Dataset items:

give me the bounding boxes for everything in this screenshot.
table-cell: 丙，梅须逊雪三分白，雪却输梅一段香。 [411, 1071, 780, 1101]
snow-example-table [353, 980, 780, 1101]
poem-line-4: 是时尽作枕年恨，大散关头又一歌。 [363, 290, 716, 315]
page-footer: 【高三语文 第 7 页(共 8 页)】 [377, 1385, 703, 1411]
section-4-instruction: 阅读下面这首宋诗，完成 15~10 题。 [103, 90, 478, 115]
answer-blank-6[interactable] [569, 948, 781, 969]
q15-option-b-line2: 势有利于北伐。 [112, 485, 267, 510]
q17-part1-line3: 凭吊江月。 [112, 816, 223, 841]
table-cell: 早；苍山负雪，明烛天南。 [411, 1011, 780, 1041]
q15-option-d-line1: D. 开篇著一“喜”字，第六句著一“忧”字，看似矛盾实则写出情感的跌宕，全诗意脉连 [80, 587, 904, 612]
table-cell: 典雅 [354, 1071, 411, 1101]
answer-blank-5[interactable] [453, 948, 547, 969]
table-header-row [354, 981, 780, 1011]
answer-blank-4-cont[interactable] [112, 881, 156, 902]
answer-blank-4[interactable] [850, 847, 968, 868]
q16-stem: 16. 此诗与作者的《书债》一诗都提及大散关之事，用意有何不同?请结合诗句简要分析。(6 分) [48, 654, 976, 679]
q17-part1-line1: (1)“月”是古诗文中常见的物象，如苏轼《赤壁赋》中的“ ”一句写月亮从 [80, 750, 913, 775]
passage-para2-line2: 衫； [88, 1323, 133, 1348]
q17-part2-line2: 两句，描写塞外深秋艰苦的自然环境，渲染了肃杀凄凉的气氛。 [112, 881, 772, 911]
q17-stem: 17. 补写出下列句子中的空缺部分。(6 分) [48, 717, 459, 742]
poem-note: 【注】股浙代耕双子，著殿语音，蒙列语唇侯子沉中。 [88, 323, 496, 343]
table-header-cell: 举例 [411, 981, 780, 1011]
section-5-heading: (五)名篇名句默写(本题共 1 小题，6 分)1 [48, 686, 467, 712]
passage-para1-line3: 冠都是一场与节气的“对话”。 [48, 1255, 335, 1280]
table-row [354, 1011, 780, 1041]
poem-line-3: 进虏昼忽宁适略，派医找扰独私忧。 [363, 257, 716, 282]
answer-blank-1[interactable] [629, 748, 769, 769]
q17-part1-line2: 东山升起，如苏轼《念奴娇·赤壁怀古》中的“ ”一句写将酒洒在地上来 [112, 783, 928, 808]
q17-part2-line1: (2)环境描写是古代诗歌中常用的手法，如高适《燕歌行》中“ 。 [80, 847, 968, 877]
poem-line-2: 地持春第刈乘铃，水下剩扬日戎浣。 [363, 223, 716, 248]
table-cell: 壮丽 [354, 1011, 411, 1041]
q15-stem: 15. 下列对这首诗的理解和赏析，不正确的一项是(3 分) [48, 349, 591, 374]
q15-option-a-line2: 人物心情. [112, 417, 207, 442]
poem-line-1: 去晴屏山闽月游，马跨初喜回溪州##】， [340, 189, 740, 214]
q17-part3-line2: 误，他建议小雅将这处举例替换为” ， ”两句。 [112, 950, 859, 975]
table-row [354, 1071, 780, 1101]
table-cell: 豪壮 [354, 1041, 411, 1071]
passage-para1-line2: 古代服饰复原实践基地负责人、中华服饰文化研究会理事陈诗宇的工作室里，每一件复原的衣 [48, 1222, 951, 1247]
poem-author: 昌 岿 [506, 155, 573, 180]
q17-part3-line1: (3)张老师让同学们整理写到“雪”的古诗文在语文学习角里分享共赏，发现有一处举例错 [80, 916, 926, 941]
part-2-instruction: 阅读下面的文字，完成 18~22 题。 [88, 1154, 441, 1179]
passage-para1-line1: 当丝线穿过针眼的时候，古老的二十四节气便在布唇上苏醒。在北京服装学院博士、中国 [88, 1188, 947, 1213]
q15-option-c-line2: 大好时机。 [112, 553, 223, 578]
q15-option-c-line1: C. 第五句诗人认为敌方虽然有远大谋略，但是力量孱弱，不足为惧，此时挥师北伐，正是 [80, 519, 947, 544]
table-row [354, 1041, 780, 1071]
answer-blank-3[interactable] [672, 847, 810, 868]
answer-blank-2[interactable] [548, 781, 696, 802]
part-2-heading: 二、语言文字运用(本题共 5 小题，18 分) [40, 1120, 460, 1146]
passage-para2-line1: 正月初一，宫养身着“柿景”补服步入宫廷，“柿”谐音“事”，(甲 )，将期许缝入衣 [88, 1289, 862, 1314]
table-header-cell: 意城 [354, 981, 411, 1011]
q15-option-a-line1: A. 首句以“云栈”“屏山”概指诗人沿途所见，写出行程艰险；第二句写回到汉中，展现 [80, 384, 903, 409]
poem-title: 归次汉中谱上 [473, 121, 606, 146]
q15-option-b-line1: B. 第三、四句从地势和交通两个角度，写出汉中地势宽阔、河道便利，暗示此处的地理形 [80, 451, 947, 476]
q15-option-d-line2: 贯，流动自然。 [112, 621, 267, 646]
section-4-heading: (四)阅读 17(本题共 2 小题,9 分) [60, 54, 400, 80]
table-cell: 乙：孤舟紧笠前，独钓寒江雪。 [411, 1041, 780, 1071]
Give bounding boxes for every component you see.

WHAT THE TASK REQUIRES:
Update the listing so that every "table-row" becomes "grid-row", with all other lines and characters kept unchanged.

EXERCISE SOLUTION:
give me the bounding boxes for everything in this screenshot.
table-cell: 丙，梅须逊雪三分白，雪却输梅一段香。 [411, 1071, 780, 1101]
snow-example-table [353, 980, 780, 1101]
poem-line-4: 是时尽作枕年恨，大散关头又一歌。 [363, 290, 716, 315]
page-footer: 【高三语文 第 7 页(共 8 页)】 [377, 1385, 703, 1411]
section-4-instruction: 阅读下面这首宋诗，完成 15~10 题。 [103, 90, 478, 115]
answer-blank-6[interactable] [569, 948, 781, 969]
q15-option-b-line2: 势有利于北伐。 [112, 485, 267, 510]
q17-part1-line3: 凭吊江月。 [112, 816, 223, 841]
table-cell: 早；苍山负雪，明烛天南。 [411, 1011, 780, 1041]
q15-option-d-line1: D. 开篇著一“喜”字，第六句著一“忧”字，看似矛盾实则写出情感的跌宕，全诗意脉连 [80, 587, 904, 612]
table-cell: 典雅 [354, 1071, 411, 1101]
answer-blank-5[interactable] [453, 948, 547, 969]
table-header-row [354, 981, 780, 1011]
answer-blank-4-cont[interactable] [112, 881, 156, 902]
answer-blank-4[interactable] [850, 847, 968, 868]
q16-stem: 16. 此诗与作者的《书债》一诗都提及大散关之事，用意有何不同?请结合诗句简要分析。(6 分) [48, 654, 976, 679]
q17-part1-line1: (1)“月”是古诗文中常见的物象，如苏轼《赤壁赋》中的“ ”一句写月亮从 [80, 750, 913, 775]
passage-para2-line2: 衫； [88, 1323, 133, 1348]
q17-part2-line2: 两句，描写塞外深秋艰苦的自然环境，渲染了肃杀凄凉的气氛。 [112, 881, 772, 911]
q17-stem: 17. 补写出下列句子中的空缺部分。(6 分) [48, 717, 459, 742]
poem-note: 【注】股浙代耕双子，著殿语音，蒙列语唇侯子沉中。 [88, 323, 496, 343]
table-header-cell: 举例 [411, 981, 780, 1011]
section-5-heading: (五)名篇名句默写(本题共 1 小题，6 分)1 [48, 686, 467, 712]
passage-para1-line3: 冠都是一场与节气的“对话”。 [48, 1255, 335, 1280]
grid-row [354, 1011, 780, 1041]
poem-line-3: 进虏昼忽宁适略，派医找扰独私忧。 [363, 257, 716, 282]
answer-blank-1[interactable] [629, 748, 769, 769]
q17-part1-line2: 东山升起，如苏轼《念奴娇·赤壁怀古》中的“ ”一句写将酒洒在地上来 [112, 783, 928, 808]
q17-part2-line1: (2)环境描写是古代诗歌中常用的手法，如高适《燕歌行》中“ 。 [80, 847, 968, 877]
poem-line-2: 地持春第刈乘铃，水下剩扬日戎浣。 [363, 223, 716, 248]
table-cell: 壮丽 [354, 1011, 411, 1041]
q15-stem: 15. 下列对这首诗的理解和赏析，不正确的一项是(3 分) [48, 349, 591, 374]
q15-option-a-line2: 人物心情. [112, 417, 207, 442]
poem-line-1: 去晴屏山闽月游，马跨初喜回溪州##】， [340, 189, 740, 214]
q17-part3-line2: 误，他建议小雅将这处举例替换为” ， ”两句。 [112, 950, 859, 975]
grid-row [354, 1071, 780, 1101]
table-cell: 豪壮 [354, 1041, 411, 1071]
passage-para1-line2: 古代服饰复原实践基地负责人、中华服饰文化研究会理事陈诗宇的工作室里，每一件复原的衣 [48, 1222, 951, 1247]
poem-author: 昌 岿 [506, 155, 573, 180]
q17-part3-line1: (3)张老师让同学们整理写到“雪”的古诗文在语文学习角里分享共赏，发现有一处举例错 [80, 916, 926, 941]
part-2-instruction: 阅读下面的文字，完成 18~22 题。 [88, 1154, 441, 1179]
passage-para1-line1: 当丝线穿过针眼的时候，古老的二十四节气便在布唇上苏醒。在北京服装学院博士、中国 [88, 1188, 947, 1213]
q15-option-c-line2: 大好时机。 [112, 553, 223, 578]
q15-option-c-line1: C. 第五句诗人认为敌方虽然有远大谋略，但是力量孱弱，不足为惧，此时挥师北伐，正是 [80, 519, 947, 544]
grid-row [354, 1041, 780, 1071]
answer-blank-3[interactable] [672, 847, 810, 868]
answer-blank-2[interactable] [548, 781, 696, 802]
part-2-heading: 二、语言文字运用(本题共 5 小题，18 分) [40, 1120, 460, 1146]
passage-para2-line1: 正月初一，宫养身着“柿景”补服步入宫廷，“柿”谐音“事”，(甲 )，将期许缝入衣 [88, 1289, 862, 1314]
table-header-cell: 意城 [354, 981, 411, 1011]
q15-option-a-line1: A. 首句以“云栈”“屏山”概指诗人沿途所见，写出行程艰险；第二句写回到汉中，展现 [80, 384, 903, 409]
poem-title: 归次汉中谱上 [473, 121, 606, 146]
q15-option-b-line1: B. 第三、四句从地势和交通两个角度，写出汉中地势宽阔、河道便利，暗示此处的地理形 [80, 451, 947, 476]
q15-option-d-line2: 贯，流动自然。 [112, 621, 267, 646]
section-4-heading: (四)阅读 17(本题共 2 小题,9 分) [60, 54, 400, 80]
table-cell: 乙：孤舟紧笠前，独钓寒江雪。 [411, 1041, 780, 1071]
Give bounding boxes for every component you see.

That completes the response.